____ Supplied material

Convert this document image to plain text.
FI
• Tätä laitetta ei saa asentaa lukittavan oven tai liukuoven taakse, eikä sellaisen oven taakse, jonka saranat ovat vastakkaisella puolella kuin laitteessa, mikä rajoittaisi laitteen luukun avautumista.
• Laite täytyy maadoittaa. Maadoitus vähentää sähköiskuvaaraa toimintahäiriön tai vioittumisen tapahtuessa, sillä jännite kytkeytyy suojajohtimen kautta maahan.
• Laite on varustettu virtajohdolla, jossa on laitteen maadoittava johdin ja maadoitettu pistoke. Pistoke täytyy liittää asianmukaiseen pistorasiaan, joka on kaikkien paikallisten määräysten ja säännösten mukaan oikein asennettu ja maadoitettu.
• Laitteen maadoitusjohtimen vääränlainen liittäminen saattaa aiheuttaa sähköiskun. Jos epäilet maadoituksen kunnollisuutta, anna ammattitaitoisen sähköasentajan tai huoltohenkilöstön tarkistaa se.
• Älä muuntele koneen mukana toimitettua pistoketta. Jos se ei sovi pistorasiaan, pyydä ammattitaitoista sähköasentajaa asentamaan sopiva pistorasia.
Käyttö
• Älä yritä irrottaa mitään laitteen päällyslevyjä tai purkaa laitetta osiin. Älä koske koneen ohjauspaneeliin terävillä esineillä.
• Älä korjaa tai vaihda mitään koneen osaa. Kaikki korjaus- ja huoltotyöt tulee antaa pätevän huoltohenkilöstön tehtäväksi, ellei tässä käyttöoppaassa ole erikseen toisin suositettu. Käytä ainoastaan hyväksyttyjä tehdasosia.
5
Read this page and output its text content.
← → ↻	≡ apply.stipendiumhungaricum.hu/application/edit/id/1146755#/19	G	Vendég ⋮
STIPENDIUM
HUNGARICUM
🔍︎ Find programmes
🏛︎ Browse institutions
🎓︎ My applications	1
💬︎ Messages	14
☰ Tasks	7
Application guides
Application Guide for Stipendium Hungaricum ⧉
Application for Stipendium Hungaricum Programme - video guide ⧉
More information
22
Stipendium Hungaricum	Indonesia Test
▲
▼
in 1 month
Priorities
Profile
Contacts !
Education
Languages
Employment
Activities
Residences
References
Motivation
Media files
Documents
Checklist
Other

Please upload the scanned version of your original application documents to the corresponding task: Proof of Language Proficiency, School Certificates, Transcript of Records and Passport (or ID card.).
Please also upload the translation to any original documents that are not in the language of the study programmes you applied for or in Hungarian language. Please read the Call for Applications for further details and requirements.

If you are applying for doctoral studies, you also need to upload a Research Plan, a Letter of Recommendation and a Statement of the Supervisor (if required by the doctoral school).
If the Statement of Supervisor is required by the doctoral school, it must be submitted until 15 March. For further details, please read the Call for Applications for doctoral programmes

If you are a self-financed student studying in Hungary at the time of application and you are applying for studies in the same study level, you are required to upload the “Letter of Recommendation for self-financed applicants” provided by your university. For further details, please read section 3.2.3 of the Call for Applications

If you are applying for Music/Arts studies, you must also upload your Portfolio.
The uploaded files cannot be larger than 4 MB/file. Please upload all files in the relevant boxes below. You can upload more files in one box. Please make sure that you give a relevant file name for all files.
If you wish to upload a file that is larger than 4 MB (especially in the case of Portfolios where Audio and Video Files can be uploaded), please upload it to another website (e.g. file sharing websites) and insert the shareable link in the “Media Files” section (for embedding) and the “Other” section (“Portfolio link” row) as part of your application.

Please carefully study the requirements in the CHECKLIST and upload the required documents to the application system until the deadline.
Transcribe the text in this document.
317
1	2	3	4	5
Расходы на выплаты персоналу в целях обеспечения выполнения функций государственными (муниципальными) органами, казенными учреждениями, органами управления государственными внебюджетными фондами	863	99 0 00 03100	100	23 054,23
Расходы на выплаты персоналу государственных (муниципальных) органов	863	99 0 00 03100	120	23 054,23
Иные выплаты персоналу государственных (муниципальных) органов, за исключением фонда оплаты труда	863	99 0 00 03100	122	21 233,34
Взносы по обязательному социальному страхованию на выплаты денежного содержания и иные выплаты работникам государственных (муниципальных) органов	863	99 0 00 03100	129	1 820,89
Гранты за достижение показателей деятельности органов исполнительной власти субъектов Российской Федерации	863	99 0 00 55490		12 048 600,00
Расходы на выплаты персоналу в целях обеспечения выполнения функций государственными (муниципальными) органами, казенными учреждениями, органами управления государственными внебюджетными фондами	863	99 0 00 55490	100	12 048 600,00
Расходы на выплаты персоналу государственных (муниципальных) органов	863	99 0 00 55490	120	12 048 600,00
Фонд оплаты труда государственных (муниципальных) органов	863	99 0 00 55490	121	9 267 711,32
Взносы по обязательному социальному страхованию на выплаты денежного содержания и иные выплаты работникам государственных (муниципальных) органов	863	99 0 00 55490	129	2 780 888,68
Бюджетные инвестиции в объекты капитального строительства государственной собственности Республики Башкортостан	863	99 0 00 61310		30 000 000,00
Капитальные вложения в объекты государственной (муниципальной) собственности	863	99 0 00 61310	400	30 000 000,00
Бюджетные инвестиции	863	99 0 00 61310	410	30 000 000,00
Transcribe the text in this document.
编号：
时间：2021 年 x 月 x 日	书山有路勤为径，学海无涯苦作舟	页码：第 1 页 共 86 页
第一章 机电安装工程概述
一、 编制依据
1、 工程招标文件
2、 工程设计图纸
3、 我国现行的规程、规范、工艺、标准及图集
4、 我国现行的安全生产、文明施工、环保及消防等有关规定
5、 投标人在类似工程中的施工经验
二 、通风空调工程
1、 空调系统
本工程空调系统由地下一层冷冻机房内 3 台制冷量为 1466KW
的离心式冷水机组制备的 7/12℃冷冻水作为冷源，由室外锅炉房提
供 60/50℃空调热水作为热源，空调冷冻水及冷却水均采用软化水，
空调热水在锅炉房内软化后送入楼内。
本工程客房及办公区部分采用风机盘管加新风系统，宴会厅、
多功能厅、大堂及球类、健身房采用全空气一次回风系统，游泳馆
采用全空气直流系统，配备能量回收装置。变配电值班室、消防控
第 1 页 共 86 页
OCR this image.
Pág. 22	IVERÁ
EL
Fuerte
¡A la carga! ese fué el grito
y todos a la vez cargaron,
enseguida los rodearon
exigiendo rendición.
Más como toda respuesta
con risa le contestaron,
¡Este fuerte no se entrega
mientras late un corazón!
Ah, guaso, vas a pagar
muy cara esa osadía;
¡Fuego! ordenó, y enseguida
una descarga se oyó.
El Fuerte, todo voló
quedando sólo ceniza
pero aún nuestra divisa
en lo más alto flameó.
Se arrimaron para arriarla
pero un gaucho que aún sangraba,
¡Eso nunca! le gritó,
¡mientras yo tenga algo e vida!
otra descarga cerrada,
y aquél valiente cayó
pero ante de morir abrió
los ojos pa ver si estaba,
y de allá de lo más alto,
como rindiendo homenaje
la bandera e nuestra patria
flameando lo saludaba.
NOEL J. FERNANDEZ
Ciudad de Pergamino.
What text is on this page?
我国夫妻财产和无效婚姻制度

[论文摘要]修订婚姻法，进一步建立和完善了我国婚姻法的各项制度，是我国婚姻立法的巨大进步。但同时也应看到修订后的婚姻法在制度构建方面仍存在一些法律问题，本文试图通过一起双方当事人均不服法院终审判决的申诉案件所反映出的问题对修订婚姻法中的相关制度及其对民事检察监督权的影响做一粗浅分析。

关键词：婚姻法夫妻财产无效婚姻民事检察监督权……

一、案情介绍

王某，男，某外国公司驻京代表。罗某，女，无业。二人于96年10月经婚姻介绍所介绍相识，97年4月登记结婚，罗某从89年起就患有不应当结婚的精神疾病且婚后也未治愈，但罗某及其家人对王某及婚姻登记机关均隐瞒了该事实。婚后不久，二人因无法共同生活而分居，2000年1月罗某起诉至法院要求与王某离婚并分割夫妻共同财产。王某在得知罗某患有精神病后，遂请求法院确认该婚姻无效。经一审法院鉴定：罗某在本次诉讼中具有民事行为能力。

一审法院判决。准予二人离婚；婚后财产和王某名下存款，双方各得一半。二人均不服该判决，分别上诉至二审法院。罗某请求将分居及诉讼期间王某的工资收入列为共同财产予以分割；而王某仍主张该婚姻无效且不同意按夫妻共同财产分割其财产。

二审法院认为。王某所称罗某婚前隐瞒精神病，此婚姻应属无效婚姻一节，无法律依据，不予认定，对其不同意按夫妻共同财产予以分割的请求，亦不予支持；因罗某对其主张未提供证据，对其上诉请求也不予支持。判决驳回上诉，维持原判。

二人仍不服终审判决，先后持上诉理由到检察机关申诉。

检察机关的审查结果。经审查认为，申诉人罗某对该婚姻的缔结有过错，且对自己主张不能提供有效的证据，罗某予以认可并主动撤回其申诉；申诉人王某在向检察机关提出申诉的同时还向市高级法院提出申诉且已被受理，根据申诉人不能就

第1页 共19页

________

• [What to work on]: Copy each line of the listing in which the word "денежного" can be found.

• [Written solution]:
Взносы по обязательному социальному страхованию на выплаты денежного содержания и иные выплаты работникам государственных (муниципальных) органов	863	99 0 00 03100	129	1 820,89
Взносы по обязательному социальному страхованию на выплаты денежного содержания и иные выплаты работникам государственных (муниципальных) органов	863	99 0 00 55490	129	2 780 888,68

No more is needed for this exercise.